### Data entries

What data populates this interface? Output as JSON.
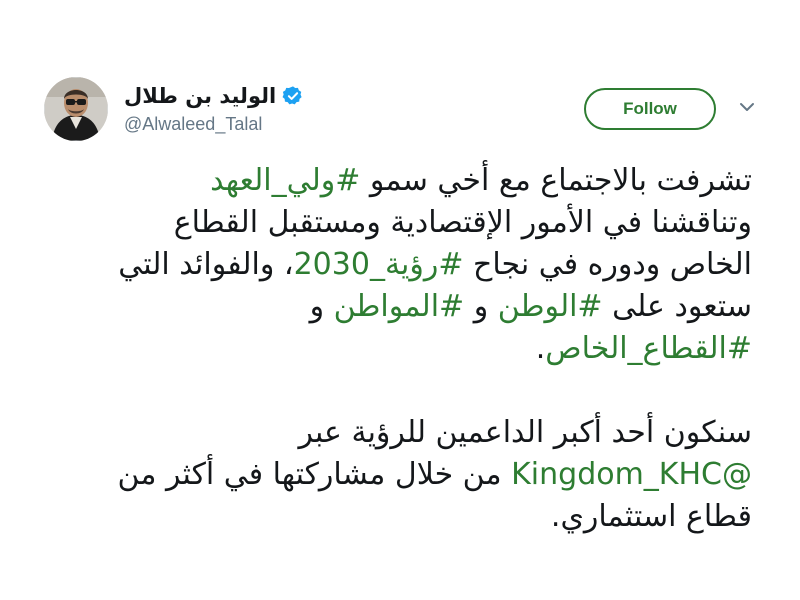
{
  "author": {
    "display_name": "الوليد بن طلال",
    "username": "@Alwaleed_Talal",
    "verified": true
  },
  "actions": {
    "follow_label": "Follow"
  },
  "icons": {
    "verified": "verified-badge-icon",
    "menu": "chevron-down-icon"
  },
  "colors": {
    "link_accent": "#2e7d32",
    "verified_badge": "#1da1f2",
    "text_primary": "#14171a",
    "text_secondary": "#657786"
  },
  "tweet": {
    "lines": [
      {
        "t1": "تشرفت بالاجتماع مع أخي سمو ",
        "h1": "#ولي_العهد"
      },
      {
        "t1": "وتناقشنا في الأمور الإقتصادية ومستقبل القطاع"
      },
      {
        "t1": "الخاص ودوره في نجاح ",
        "h1": "#رؤية_2030",
        "t2": "، والفوائد التي"
      },
      {
        "t1": "ستعود على ",
        "h1": "#الوطن",
        "t2": " و ",
        "h2": "#المواطن",
        "t3": " و"
      },
      {
        "h1": "#القطاع_الخاص",
        "t2": "."
      },
      {
        "t1": "سنكون أحد أكبر الداعمين للرؤية عبر"
      },
      {
        "m1": "@Kingdom_KHC",
        "t2": " من خلال مشاركتها في أكثر من"
      },
      {
        "t1": "قطاع استثماري."
      }
    ]
  }
}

######

Stated task
Retype the listing exactly. Pictures do not belong in the copy.

Answer below
What data populates this interface? Output as JSON.
{
  "author": {
    "display_name": "الوليد بن طلال",
    "username": "@Alwaleed_Talal",
    "verified": true
  },
  "actions": {
    "follow_label": "Follow"
  },
  "icons": {
    "verified": "verified-badge-icon",
    "menu": "chevron-down-icon"
  },
  "colors": {
    "link_accent": "#2e7d32",
    "verified_badge": "#1da1f2",
    "text_primary": "#14171a",
    "text_secondary": "#657786"
  },
  "tweet": {
    "lines": [
      {
        "t1": "تشرفت بالاجتماع مع أخي سمو ",
        "h1": "#ولي_العهد"
      },
      {
        "t1": "وتناقشنا في الأمور الإقتصادية ومستقبل القطاع"
      },
      {
        "t1": "الخاص ودوره في نجاح ",
        "h1": "#رؤية_2030",
        "t2": "، والفوائد التي"
      },
      {
        "t1": "ستعود على ",
        "h1": "#الوطن",
        "t2": " و ",
        "h2": "#المواطن",
        "t3": " و"
      },
      {
        "h1": "#القطاع_الخاص",
        "t2": "."
      },
      {
        "t1": "سنكون أحد أكبر الداعمين للرؤية عبر"
      },
      {
        "m1": "@Kingdom_KHC",
        "t2": " من خلال مشاركتها في أكثر من"
      },
      {
        "t1": "قطاع استثماري."
      }
    ]
  }
}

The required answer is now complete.